Begin EXTRACTED INFORMATION

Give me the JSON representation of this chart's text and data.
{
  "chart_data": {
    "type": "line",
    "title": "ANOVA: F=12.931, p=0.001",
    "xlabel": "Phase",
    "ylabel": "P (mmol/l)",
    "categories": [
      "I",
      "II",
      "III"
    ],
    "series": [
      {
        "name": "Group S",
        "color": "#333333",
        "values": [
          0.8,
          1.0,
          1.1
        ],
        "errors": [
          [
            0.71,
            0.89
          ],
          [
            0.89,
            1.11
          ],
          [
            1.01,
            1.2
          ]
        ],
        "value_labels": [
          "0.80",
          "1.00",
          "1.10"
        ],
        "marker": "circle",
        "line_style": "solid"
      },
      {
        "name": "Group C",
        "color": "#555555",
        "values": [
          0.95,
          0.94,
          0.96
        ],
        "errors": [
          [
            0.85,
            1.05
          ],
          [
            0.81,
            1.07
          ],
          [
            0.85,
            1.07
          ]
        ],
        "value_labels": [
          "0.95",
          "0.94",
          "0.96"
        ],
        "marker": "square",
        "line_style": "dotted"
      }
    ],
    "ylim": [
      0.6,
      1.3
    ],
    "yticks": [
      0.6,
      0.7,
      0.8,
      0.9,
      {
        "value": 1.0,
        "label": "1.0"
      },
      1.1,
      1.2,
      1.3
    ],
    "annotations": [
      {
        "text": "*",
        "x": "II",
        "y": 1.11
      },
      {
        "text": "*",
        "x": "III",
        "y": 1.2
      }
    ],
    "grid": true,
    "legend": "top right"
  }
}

End EXTRACTED INFORMATION

Write all of the records out again exactly.

#### ANSWER TO THIS TASK:
Give me the JSON representation of this chart's text and data.
{
  "chart_data": {
    "type": "line",
    "title": "ANOVA: F=12.931, p=0.001",
    "xlabel": "Phase",
    "ylabel": "P (mmol/l)",
    "categories": [
      "I",
      "II",
      "III"
    ],
    "series": [
      {
        "name": "Group S",
        "color": "#333333",
        "values": [
          0.8,
          1.0,
          1.1
        ],
        "errors": [
          [
            0.71,
            0.89
          ],
          [
            0.89,
            1.11
          ],
          [
            1.01,
            1.2
          ]
        ],
        "value_labels": [
          "0.80",
          "1.00",
          "1.10"
        ],
        "marker": "circle",
        "line_style": "solid"
      },
      {
        "name": "Group C",
        "color": "#555555",
        "values": [
          0.95,
          0.94,
          0.96
        ],
        "errors": [
          [
            0.85,
            1.05
          ],
          [
            0.81,
            1.07
          ],
          [
            0.85,
            1.07
          ]
        ],
        "value_labels": [
          "0.95",
          "0.94",
          "0.96"
        ],
        "marker": "square",
        "line_style": "dotted"
      }
    ],
    "ylim": [
      0.6,
      1.3
    ],
    "yticks": [
      0.6,
      0.7,
      0.8,
      0.9,
      {
        "value": 1.0,
        "label": "1.0"
      },
      1.1,
      1.2,
      1.3
    ],
    "annotations": [
      {
        "text": "*",
        "x": "II",
        "y": 1.11
      },
      {
        "text": "*",
        "x": "III",
        "y": 1.2
      }
    ],
    "grid": true,
    "legend": "top right"
  }
}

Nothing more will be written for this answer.